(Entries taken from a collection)
::::

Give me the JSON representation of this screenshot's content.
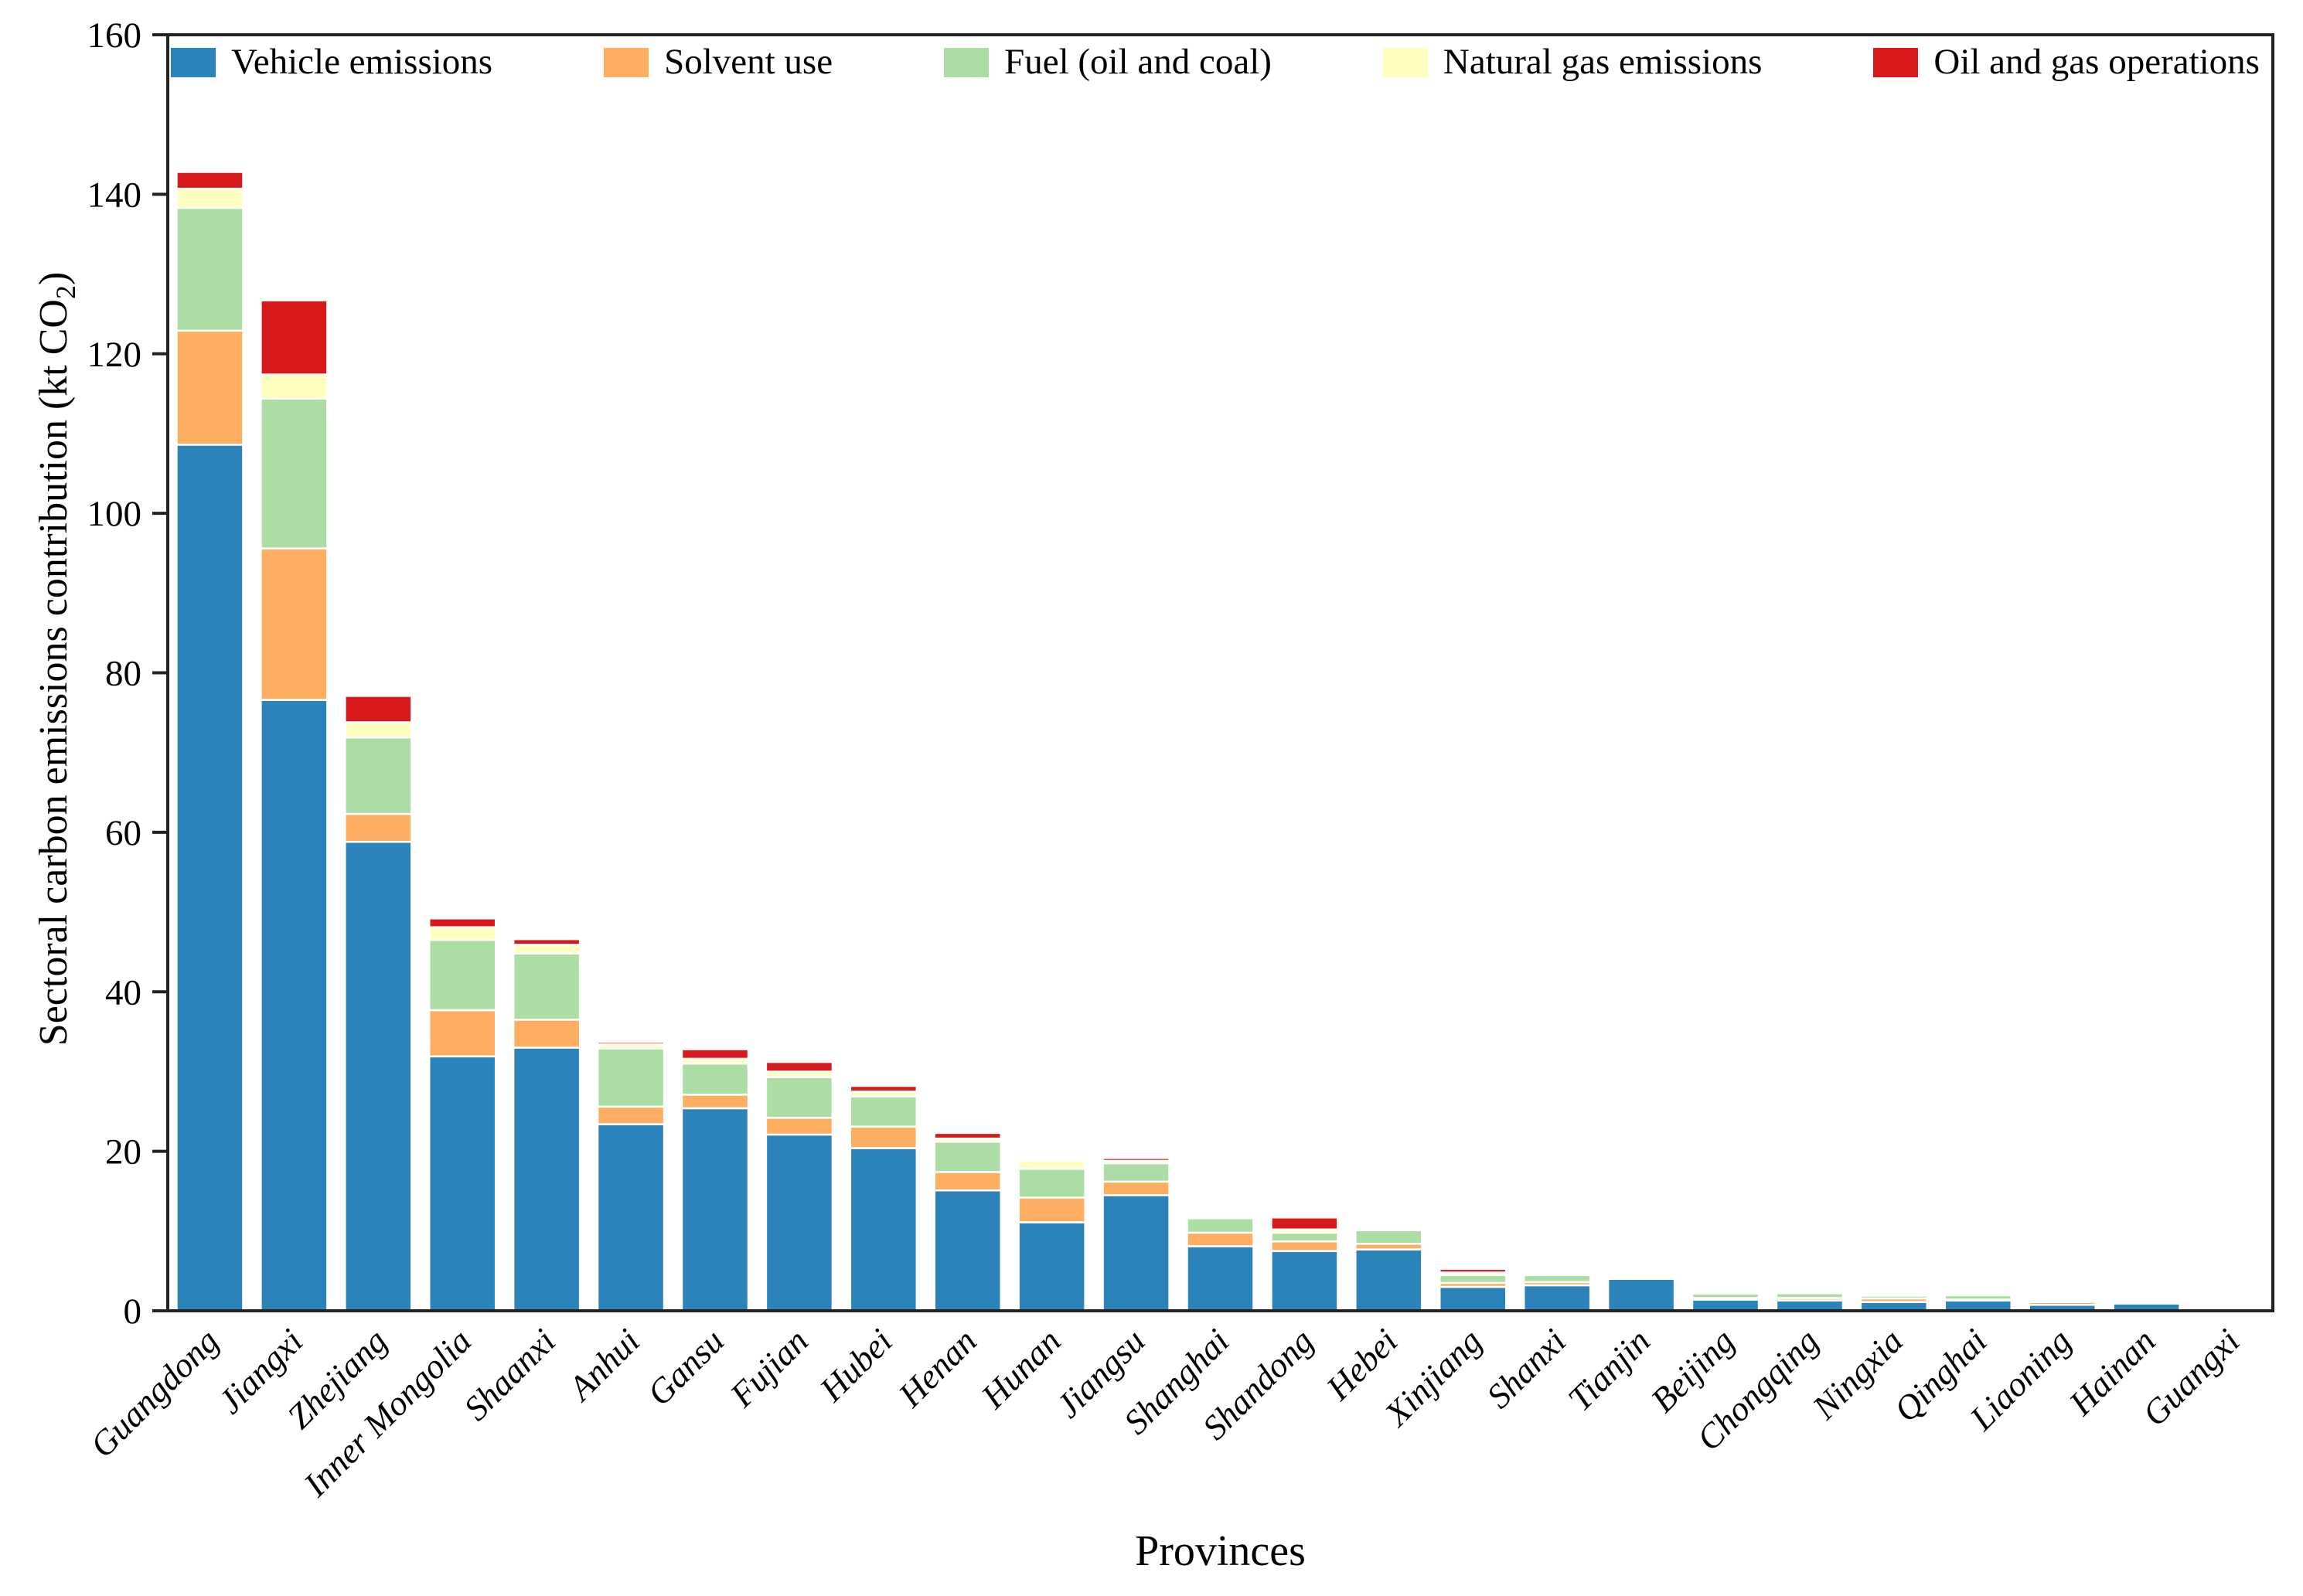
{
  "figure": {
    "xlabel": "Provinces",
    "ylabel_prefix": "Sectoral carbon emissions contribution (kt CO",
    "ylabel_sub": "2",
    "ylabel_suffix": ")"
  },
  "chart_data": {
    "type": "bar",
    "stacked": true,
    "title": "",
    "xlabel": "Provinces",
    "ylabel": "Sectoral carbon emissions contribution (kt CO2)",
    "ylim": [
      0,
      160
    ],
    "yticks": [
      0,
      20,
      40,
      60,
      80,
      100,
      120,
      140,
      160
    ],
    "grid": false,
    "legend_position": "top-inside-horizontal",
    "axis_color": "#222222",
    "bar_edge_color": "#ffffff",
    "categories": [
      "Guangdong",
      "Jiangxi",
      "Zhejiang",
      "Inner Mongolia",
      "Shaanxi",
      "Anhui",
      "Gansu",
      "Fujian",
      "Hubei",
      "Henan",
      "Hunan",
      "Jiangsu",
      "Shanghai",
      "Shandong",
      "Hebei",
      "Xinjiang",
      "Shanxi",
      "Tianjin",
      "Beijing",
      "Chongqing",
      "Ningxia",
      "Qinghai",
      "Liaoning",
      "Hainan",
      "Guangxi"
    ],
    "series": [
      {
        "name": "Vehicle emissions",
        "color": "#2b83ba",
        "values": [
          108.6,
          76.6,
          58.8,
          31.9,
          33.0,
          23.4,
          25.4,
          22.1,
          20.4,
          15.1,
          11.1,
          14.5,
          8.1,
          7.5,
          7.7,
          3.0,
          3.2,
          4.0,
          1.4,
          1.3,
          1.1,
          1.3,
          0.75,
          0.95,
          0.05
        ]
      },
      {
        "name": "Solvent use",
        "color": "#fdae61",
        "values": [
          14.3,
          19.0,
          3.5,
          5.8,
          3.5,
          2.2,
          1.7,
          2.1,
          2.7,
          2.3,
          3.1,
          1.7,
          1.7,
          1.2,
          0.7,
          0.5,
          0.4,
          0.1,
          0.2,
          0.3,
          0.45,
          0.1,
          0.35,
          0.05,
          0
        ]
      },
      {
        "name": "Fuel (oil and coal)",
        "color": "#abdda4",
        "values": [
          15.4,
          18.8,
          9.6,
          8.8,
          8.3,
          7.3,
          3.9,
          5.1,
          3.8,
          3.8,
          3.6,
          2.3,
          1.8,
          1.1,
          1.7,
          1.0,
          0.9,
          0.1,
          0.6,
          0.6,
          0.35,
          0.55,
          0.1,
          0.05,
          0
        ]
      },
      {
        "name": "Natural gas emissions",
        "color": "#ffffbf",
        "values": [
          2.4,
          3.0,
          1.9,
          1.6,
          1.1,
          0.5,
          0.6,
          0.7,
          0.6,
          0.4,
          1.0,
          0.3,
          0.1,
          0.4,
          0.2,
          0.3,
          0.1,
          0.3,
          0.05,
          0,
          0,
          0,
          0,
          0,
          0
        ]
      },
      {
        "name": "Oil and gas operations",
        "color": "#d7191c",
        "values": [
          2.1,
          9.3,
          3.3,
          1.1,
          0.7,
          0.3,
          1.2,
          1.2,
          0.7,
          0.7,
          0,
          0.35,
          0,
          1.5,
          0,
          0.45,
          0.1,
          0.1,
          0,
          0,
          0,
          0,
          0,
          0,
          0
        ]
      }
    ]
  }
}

::::

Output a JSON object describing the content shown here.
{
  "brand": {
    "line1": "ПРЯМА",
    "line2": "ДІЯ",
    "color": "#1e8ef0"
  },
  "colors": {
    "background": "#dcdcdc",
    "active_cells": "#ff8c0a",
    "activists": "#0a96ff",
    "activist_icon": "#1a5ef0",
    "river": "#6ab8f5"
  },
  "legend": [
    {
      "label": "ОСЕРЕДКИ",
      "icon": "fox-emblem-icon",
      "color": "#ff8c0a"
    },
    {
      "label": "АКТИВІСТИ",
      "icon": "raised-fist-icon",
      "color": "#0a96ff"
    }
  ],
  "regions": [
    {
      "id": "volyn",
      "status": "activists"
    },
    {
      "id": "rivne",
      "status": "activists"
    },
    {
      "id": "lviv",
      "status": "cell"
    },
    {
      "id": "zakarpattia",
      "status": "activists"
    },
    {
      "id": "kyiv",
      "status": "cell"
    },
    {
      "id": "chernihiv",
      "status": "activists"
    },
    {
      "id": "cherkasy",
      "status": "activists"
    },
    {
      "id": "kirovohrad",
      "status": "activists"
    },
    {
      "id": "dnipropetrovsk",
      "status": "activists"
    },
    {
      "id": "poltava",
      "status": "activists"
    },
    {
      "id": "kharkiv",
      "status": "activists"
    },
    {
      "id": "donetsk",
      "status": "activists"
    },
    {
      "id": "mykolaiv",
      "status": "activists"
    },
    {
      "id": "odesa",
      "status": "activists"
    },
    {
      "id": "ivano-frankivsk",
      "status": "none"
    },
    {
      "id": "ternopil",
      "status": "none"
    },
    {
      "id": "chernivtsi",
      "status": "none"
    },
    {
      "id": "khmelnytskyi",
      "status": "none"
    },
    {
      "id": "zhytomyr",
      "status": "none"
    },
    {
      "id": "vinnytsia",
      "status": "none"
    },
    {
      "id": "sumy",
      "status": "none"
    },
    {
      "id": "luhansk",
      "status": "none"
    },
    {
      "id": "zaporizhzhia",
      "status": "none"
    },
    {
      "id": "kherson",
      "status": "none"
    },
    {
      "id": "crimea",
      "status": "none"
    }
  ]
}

::::

**YOUR INSTRUCTIONS**: Above are the records. Identify each line that contains the word "contribution".

**SOLUTION TO THE PROBLEM**:
    "ylabel_prefix": "Sectoral carbon emissions contribution (kt CO",
    "ylabel": "Sectoral carbon emissions contribution (kt CO2)",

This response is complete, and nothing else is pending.